Locate each line holding the string "题库中任选" and copy it.
<<<<
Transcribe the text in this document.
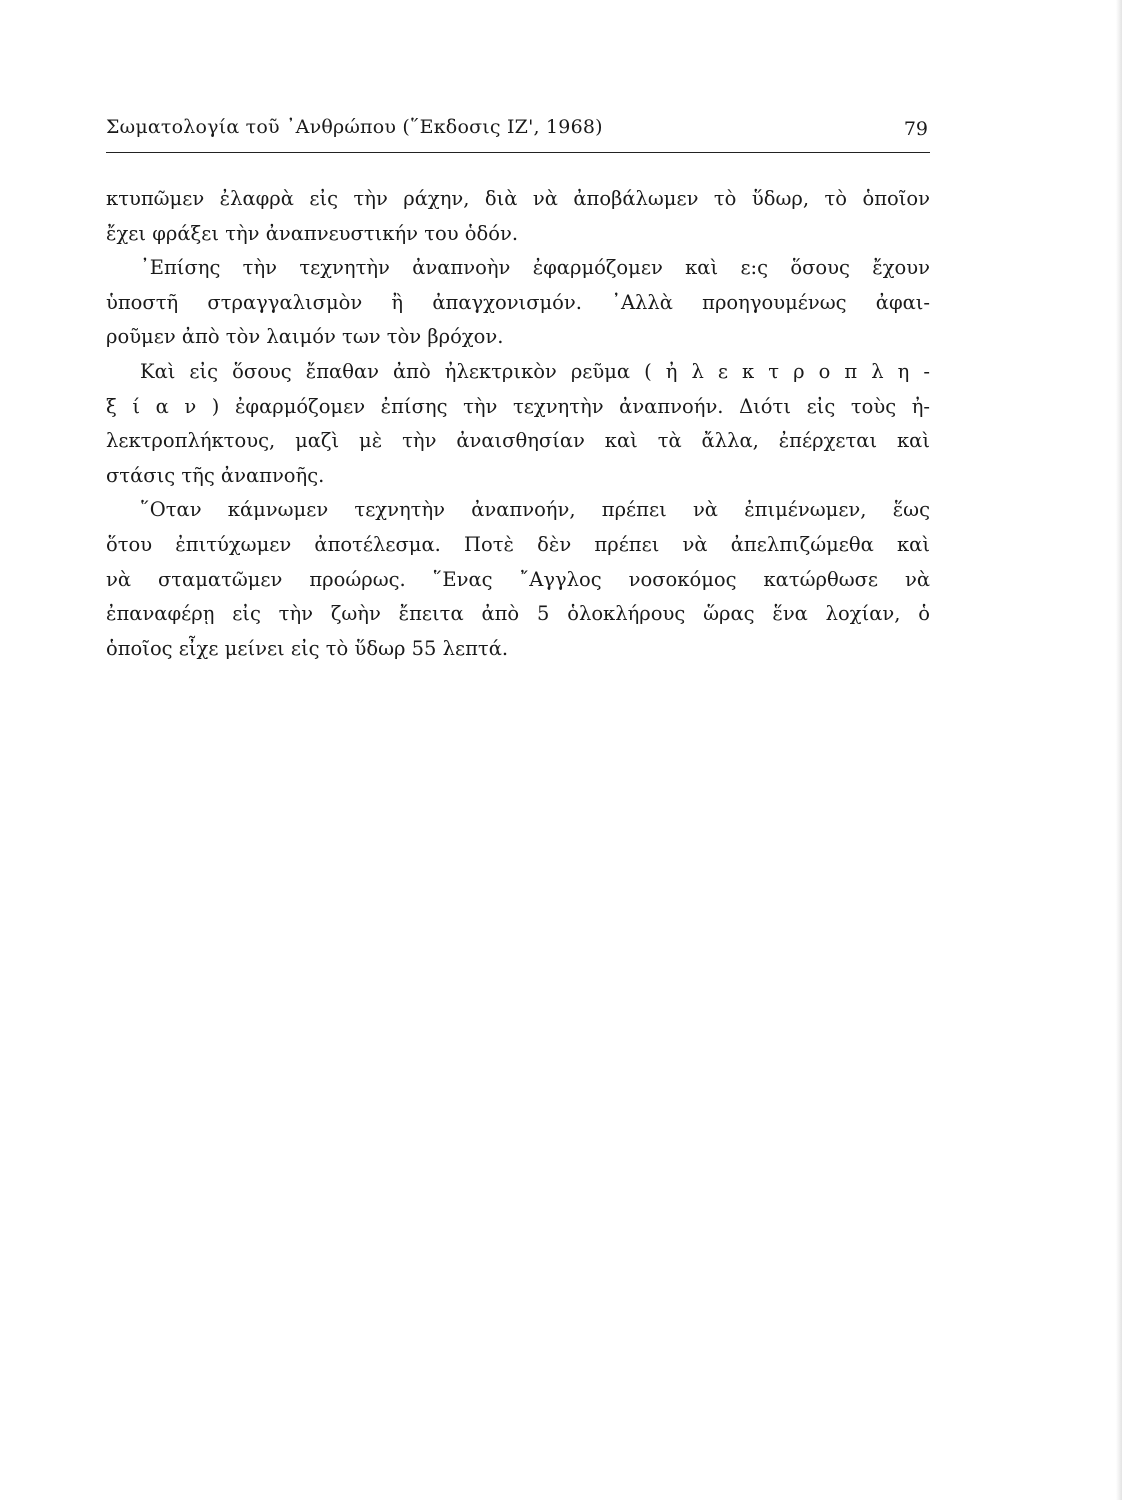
Σωματολογία τοῦ ᾿Ανθρώπου (῞Εκδοσις ΙΖ', 1968)	79
κτυπῶμεν ἐλαφρὰ εἰς τὴν ράχην, διὰ νὰ ἀποβάλωμεν τὸ ὕδωρ, τὸ ὁποῖον
ἔχει φράξει τὴν ἀναπνευστικήν του ὁδόν.
᾿Επίσης τὴν τεχνητὴν ἀναπνοὴν ἐφαρμόζομεν καὶ ε:ς ὅσους ἔχουν
ὑποστῆ στραγγαλισμὸν ἢ ἀπαγχονισμόν. ᾿Αλλὰ προηγουμένως ἀφαι-
ροῦμεν ἀπὸ τὸν λαιμόν των τὸν βρόχον.
Καὶ εἰς ὅσους ἔπαθαν ἀπὸ ἠλεκτρικὸν ρεῦμα ( ἠ λ ε κ τ ρ ο π λ η -
ξ ί α ν ) ἐφαρμόζομεν ἐπίσης τὴν τεχνητὴν ἀναπνοήν. Διότι εἰς τοὺς ἠ-
λεκτροπλήκτους, μαζὶ μὲ τὴν ἀναισθησίαν καὶ τὰ ἄλλα, ἐπέρχεται καὶ
στάσις τῆς ἀναπνοῆς.
῞Οταν κάμνωμεν τεχνητὴν ἀναπνοήν, πρέπει νὰ ἐπιμένωμεν, ἕως
ὅτου ἐπιτύχωμεν ἀποτέλεσμα. Ποτὲ δὲν πρέπει νὰ ἀπελπιζώμεθα καὶ
νὰ σταματῶμεν προώρως. ῞Ενας ῎Αγγλος νοσοκόμος κατώρθωσε νὰ
ἐπαναφέρῃ εἰς τὴν ζωὴν ἔπειτα ἀπὸ 5 ὁλοκλήρους ὥρας ἕνα λοχίαν, ὁ
ὁποῖος εἶχε μείνει εἰς τὸ ὕδωρ 55 λεπτά.
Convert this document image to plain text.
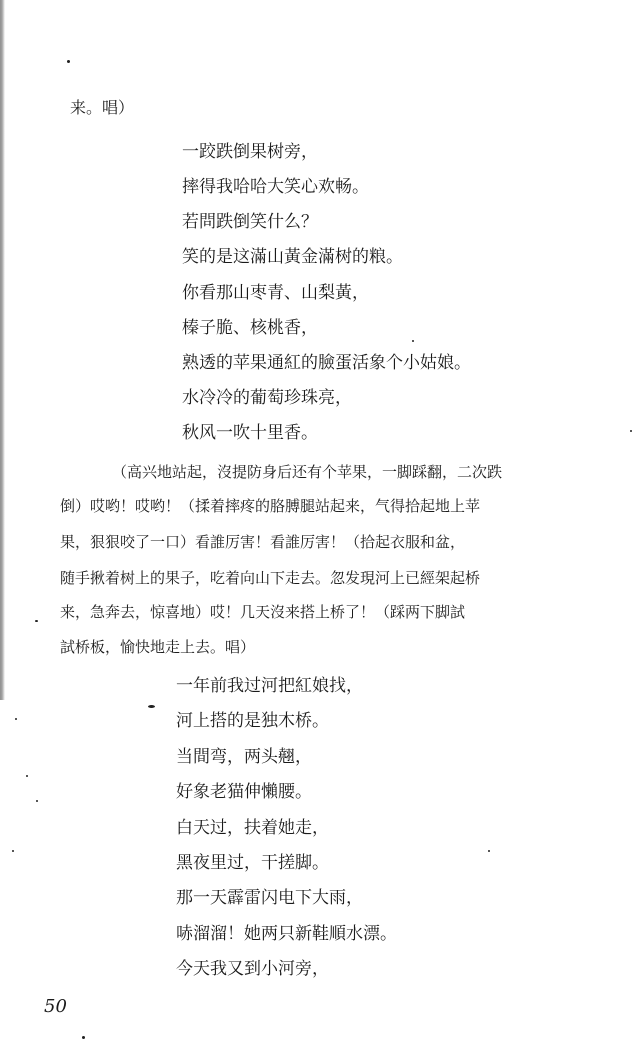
来。唱）
一跤跌倒果树旁，
摔得我哈哈大笑心欢畅。
若問跌倒笑什么？
笑的是这滿山黃金滿树的粮。
你看那山枣青、山梨黃，
榛子脆、核桃香，
熟透的苹果通紅的臉蛋活象个小姑娘。
水冷冷的葡萄珍珠亮，
秋风一吹十里香。
（高兴地站起，沒提防身后还有个苹果，一脚踩翻，二次跌
倒）哎哟！哎哟！（揉着摔疼的胳膊腿站起来，气得拾起地上苹
果，狠狠咬了一口）看誰厉害！看誰厉害！（拾起衣服和盆，
随手揪着树上的果子，吃着向山下走去。忽发現河上已經架起桥
来，急奔去，惊喜地）哎！几天沒来搭上桥了！（踩两下脚試
試桥板，愉快地走上去。唱）
一年前我过河把紅娘找，
河上搭的是独木桥。
当間弯，两头翹，
好象老猫伸懶腰。
白天过，扶着她走，
黑夜里过，干搓脚。
那一天霹雷闪电下大雨，
哧溜溜！她两只新鞋順水漂。
今天我又到小河旁，
50
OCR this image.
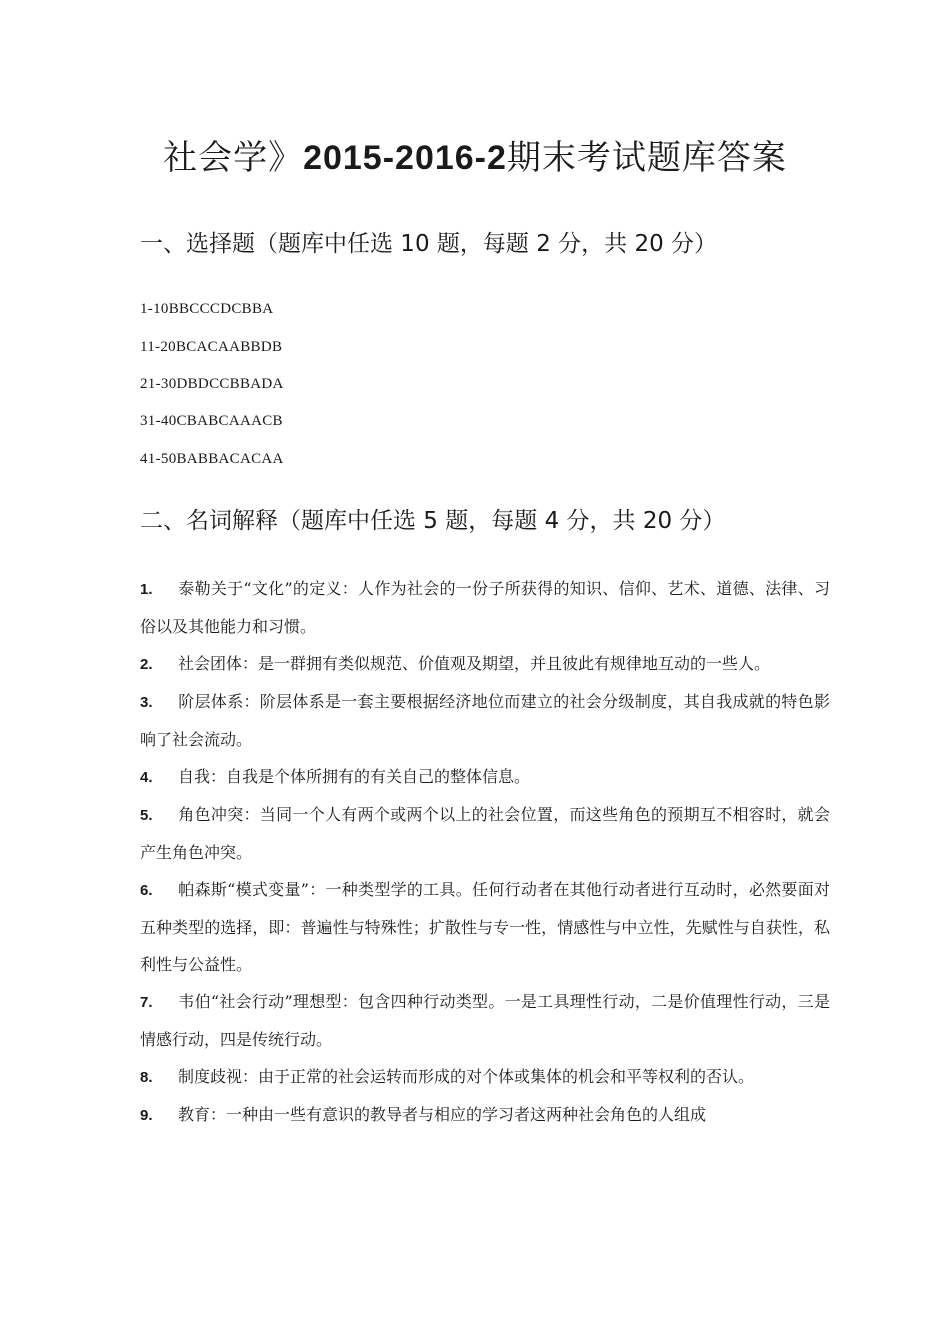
社会学》2015-2016-2期末考试题库答案
一、选择题（题库中任选 10 题，每题 2 分，共 20 分）
1-10BBCCCDCBBA
11-20BCACAABBDB
21-30DBDCCBBADA
31-40CBABCAAACB
41-50BABBACACAA
二、名词解释（题库中任选 5 题，每题 4 分，共 20 分）
1. 泰勒关于“文化”的定义：人作为社会的一份子所获得的知识、信仰、艺术、道德、法律、习俗以及其他能力和习惯。
2. 社会团体：是一群拥有类似规范、价值观及期望，并且彼此有规律地互动的一些人。
3. 阶层体系：阶层体系是一套主要根据经济地位而建立的社会分级制度，其自我成就的特色影响了社会流动。
4. 自我：自我是个体所拥有的有关自己的整体信息。
5. 角色冲突：当同一个人有两个或两个以上的社会位置，而这些角色的预期互不相容时，就会产生角色冲突。
6. 帕森斯“模式变量”：一种类型学的工具。任何行动者在其他行动者进行互动时，必然要面对五种类型的选择，即：普遍性与特殊性；扩散性与专一性，情感性与中立性，先赋性与自获性，私利性与公益性。
7. 韦伯“社会行动”理想型：包含四种行动类型。一是工具理性行动，二是价值理性行动，三是情感行动，四是传统行动。
8. 制度歧视：由于正常的社会运转而形成的对个体或集体的机会和平等权利的否认。
9. 教育：一种由一些有意识的教导者与相应的学习者这两种社会角色的人组成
>>>>
OUTPUT FOR THIS TASK
一、选择题（题库中任选 10 题，每题 2 分，共 20 分）
二、名词解释（题库中任选 5 题，每题 4 分，共 20 分）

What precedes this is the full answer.